La restauration hors domicile (RHD)
Le commerce doit aussi composer avec la croissance de la RHD, même si les confinements lui font connaître des temps d’arrêt ! Les études du CREDOC présentent qu’en temps normal, 1 repas sur 5 est pris hors domicile. Pascale Hébel évoque un magasin hybride où l’on pourrait manger, à l’image des halles de centres-villes qui accueillent restaurateurs au plus près des producteurs locaux. Malo Bouessel du Bourg rappelle, à ce titre, que le « cuisiner maison » fut éphémère et que le plaisir de retourner au restaurant, y compris dans les fast food, est revenu chez tous, et probablement, encore plus chez les femmes ! Compte tenu que l’inégalité hommes-femmes, dans la cuisine, s’est accrue pendant le premier confinement…
Néanmoins, la restauration hors domicile risque de rester en difficulté, dans les deux années à venir, avec la croissance du chômage, et, en particulier, chez les plus jeunes. D’où l’importance, pour les entreprises agroalimentaires de diversifier leurs canaux de distribution pour éviter de dépasser 10% de leur chiffre d’affaires via un seul réseau. En réponse à ces enjeux, Produit en Bretagne propose aux entreprises de s’adosser à son réseau, pour bénéficier d’une force de vente collective et d’une alliance majeure entre fabricants et distributeurs.
Le mieux et le moins manger
En termes de produits, les études du CREDOC montrent, qu’en 20 ans, l’aliment de qualité est majoritairement passé, dans l’imaginaire des français, du goût/fraîcheur au bio, suivi par les produits « sans », frais, naturels, locaux, et, pour la première fois, l’aliment-santé. Si le bio s’étend à toute la population, sa croissance devrait stagner avec le chômage qui va augmenter, et le critère prix, reprendre de l’importance. A moins que la tendance du « moins » ne soit plus forte, avec une baisse de la consommation, un recours plus important au vrac, des évictions, ou moins de viande rouge. Le consommer moins étant porté par les plus jeunes et les plus diplômés. Et, avec la transition protéique, la consommation alimentaire devrait se reporter sur les fruits et légumes.

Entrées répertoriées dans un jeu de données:
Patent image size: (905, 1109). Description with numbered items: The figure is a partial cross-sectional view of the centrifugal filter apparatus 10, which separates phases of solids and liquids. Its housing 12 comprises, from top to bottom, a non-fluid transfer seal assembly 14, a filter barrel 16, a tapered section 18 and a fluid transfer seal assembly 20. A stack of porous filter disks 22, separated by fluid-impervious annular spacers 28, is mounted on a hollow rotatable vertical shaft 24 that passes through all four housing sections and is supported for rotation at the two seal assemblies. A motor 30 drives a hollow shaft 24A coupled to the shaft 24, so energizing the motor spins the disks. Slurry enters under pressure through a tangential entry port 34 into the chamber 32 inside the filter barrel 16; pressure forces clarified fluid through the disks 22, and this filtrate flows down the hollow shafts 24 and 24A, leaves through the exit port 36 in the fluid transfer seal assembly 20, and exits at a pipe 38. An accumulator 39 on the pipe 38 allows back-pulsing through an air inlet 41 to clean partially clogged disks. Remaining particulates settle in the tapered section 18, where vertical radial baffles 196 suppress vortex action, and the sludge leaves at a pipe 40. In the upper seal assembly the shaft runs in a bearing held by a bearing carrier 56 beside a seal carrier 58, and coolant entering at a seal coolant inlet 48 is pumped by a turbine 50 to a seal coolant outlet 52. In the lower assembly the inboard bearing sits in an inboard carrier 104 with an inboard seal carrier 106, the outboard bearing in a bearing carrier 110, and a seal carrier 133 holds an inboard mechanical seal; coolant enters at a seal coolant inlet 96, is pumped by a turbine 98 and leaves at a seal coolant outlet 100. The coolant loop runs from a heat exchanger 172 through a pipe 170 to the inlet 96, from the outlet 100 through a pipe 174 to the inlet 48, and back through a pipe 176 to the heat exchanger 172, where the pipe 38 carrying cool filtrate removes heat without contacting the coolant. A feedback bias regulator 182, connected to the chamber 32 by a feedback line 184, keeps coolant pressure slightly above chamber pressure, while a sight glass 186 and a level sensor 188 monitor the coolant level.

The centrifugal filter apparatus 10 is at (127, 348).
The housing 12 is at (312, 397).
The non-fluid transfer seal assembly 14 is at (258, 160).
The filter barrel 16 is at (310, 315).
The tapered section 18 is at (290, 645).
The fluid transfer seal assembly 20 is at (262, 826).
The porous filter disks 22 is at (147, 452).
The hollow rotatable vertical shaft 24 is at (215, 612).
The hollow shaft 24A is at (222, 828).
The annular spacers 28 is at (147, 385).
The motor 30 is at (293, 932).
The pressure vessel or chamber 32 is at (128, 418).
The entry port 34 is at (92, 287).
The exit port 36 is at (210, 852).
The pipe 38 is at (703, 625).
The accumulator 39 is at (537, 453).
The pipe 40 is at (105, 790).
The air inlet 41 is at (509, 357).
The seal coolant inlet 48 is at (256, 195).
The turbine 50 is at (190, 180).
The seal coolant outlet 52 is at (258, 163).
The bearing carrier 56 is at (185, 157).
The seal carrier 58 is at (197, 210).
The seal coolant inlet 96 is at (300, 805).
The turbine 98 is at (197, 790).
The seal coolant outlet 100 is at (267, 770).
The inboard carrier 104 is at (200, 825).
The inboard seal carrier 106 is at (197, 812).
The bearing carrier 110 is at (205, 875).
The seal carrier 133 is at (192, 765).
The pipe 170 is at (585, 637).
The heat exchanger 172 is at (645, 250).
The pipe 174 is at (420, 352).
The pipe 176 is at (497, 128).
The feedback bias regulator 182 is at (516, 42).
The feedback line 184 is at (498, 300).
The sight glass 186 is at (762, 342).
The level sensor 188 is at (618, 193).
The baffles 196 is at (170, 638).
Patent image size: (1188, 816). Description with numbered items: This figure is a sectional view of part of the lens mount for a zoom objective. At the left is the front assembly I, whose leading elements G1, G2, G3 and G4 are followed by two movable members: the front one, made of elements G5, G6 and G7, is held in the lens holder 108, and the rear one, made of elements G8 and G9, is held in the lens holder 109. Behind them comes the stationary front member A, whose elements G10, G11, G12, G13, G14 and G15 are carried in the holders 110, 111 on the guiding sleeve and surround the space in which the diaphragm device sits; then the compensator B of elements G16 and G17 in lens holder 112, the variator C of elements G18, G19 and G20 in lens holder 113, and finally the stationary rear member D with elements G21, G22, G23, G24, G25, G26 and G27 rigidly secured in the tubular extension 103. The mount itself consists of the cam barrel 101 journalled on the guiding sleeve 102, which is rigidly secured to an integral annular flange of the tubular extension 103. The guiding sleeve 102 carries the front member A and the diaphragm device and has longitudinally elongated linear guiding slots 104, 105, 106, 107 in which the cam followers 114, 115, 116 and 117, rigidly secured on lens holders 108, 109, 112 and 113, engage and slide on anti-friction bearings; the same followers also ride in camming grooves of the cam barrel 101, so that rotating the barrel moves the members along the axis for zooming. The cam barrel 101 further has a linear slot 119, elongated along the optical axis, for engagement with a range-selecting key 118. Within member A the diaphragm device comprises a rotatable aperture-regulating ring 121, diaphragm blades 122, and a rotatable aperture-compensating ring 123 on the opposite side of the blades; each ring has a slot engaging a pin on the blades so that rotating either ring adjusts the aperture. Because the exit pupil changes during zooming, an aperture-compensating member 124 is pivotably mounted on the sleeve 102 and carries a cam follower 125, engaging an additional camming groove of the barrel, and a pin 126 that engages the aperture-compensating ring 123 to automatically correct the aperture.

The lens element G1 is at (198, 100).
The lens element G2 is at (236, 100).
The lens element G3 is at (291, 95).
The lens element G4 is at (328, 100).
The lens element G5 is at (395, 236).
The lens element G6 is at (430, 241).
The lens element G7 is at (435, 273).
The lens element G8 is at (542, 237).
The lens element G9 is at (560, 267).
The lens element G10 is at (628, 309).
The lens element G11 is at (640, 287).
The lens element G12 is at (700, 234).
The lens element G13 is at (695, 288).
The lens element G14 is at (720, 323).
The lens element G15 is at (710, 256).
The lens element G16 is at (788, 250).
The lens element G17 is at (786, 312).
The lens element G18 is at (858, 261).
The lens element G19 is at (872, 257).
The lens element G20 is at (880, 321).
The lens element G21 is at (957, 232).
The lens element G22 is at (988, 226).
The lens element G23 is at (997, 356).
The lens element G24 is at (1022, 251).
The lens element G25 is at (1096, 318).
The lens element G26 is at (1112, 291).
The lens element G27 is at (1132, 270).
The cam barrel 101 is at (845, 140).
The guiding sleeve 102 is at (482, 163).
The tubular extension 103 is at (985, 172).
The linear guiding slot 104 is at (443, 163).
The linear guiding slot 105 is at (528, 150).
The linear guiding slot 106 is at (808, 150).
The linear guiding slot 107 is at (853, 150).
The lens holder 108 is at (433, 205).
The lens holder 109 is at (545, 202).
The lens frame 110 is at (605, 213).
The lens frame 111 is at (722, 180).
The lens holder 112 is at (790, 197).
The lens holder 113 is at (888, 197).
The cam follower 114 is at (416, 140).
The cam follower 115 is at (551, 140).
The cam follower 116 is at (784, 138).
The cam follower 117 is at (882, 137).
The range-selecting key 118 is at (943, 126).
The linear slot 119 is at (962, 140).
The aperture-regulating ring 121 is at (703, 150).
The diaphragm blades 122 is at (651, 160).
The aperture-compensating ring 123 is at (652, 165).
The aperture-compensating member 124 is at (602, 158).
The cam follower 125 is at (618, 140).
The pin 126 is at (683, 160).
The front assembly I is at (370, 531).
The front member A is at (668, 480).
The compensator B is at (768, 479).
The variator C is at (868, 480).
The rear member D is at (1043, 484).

CONSIGNES
1) Pouvez-vous reproduire le passage du texte sur la restauration hors domicile qui va de « Le mieux et » à « fruits et légumes. » ?
2) Comment le texte sur la restauration hors domicile se poursuivrait-il après sa dernière phrase ? Rédigez-en la suite.
Les entrées forment un matériau distinct du texte.

RÉPONSES DANS L'ORDRE
1)
Le mieux et le moins manger
En termes de produits, les études du CREDOC montrent, qu’en 20 ans, l’aliment de qualité est majoritairement passé, dans l’imaginaire des français, du goût/fraîcheur au bio, suivi par les produits « sans », frais, naturels, locaux, et, pour la première fois, l’aliment-santé. Si le bio s’étend à toute la population, sa croissance devrait stagner avec le chômage qui va augmenter, et le critère prix, reprendre de l’importance. A moins que la tendance du « moins » ne soit plus forte, avec une baisse de la consommation, un recours plus important au vrac, des évictions, ou moins de viande rouge. Le consommer moins étant porté par les plus jeunes et les plus diplômés. Et, avec la transition protéique, la consommation alimentaire devrait se reporter sur les fruits et légumes.

2)
En revanche, l’agroécologie est affichée comme modèle d’avenir, même sans label à ce jour. Ce que Pierre Weill défend, avec Bleu Blanc Cœur, qui se positionne sur le mieux manger et l’aliment-santé, pour tous, grâce à un apport nutritionnel élevé, et qui se base sur des animaux et un sol mieux nourris. À ce titre, il fait référence à la base de données Agribalyse qui permet de chiffrer les bénéfices environnementaux des différents signes de qualité [sur ce sujet, retrouvez le dossier « Empreinte environnementale des produits alimentaires »].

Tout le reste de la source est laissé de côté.